Material shown:
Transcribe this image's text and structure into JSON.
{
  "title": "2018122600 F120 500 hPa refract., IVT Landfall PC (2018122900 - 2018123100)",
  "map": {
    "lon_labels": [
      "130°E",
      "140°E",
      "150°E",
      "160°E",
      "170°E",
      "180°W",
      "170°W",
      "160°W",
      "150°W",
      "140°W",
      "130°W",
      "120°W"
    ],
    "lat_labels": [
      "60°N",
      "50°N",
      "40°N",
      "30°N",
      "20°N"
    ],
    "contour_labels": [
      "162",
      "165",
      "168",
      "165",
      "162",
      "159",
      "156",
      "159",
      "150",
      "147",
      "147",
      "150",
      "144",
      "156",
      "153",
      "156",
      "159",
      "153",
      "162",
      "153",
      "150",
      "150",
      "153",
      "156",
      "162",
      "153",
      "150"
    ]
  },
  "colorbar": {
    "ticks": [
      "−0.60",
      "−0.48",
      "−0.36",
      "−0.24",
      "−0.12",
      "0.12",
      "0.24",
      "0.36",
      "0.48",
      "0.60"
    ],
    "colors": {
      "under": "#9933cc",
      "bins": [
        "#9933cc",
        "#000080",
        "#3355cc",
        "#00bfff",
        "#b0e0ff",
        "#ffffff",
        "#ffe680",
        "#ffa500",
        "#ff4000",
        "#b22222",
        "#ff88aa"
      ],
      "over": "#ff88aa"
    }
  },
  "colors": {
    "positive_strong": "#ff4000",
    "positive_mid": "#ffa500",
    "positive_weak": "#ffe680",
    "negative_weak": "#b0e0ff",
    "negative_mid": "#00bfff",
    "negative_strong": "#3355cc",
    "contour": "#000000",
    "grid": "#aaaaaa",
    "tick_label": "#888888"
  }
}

Work required: Copy out every entry again, exactly as it was given.

Response to the exercise:
Transcribe this image's text and structure into JSON.
{
  "title": "2018122600 F120 500 hPa refract., IVT Landfall PC (2018122900 - 2018123100)",
  "map": {
    "lon_labels": [
      "130°E",
      "140°E",
      "150°E",
      "160°E",
      "170°E",
      "180°W",
      "170°W",
      "160°W",
      "150°W",
      "140°W",
      "130°W",
      "120°W"
    ],
    "lat_labels": [
      "60°N",
      "50°N",
      "40°N",
      "30°N",
      "20°N"
    ],
    "contour_labels": [
      "162",
      "165",
      "168",
      "165",
      "162",
      "159",
      "156",
      "159",
      "150",
      "147",
      "147",
      "150",
      "144",
      "156",
      "153",
      "156",
      "159",
      "153",
      "162",
      "153",
      "150",
      "150",
      "153",
      "156",
      "162",
      "153",
      "150"
    ]
  },
  "colorbar": {
    "ticks": [
      "−0.60",
      "−0.48",
      "−0.36",
      "−0.24",
      "−0.12",
      "0.12",
      "0.24",
      "0.36",
      "0.48",
      "0.60"
    ],
    "colors": {
      "under": "#9933cc",
      "bins": [
        "#9933cc",
        "#000080",
        "#3355cc",
        "#00bfff",
        "#b0e0ff",
        "#ffffff",
        "#ffe680",
        "#ffa500",
        "#ff4000",
        "#b22222",
        "#ff88aa"
      ],
      "over": "#ff88aa"
    }
  },
  "colors": {
    "positive_strong": "#ff4000",
    "positive_mid": "#ffa500",
    "positive_weak": "#ffe680",
    "negative_weak": "#b0e0ff",
    "negative_mid": "#00bfff",
    "negative_strong": "#3355cc",
    "contour": "#000000",
    "grid": "#aaaaaa",
    "tick_label": "#888888"
  }
}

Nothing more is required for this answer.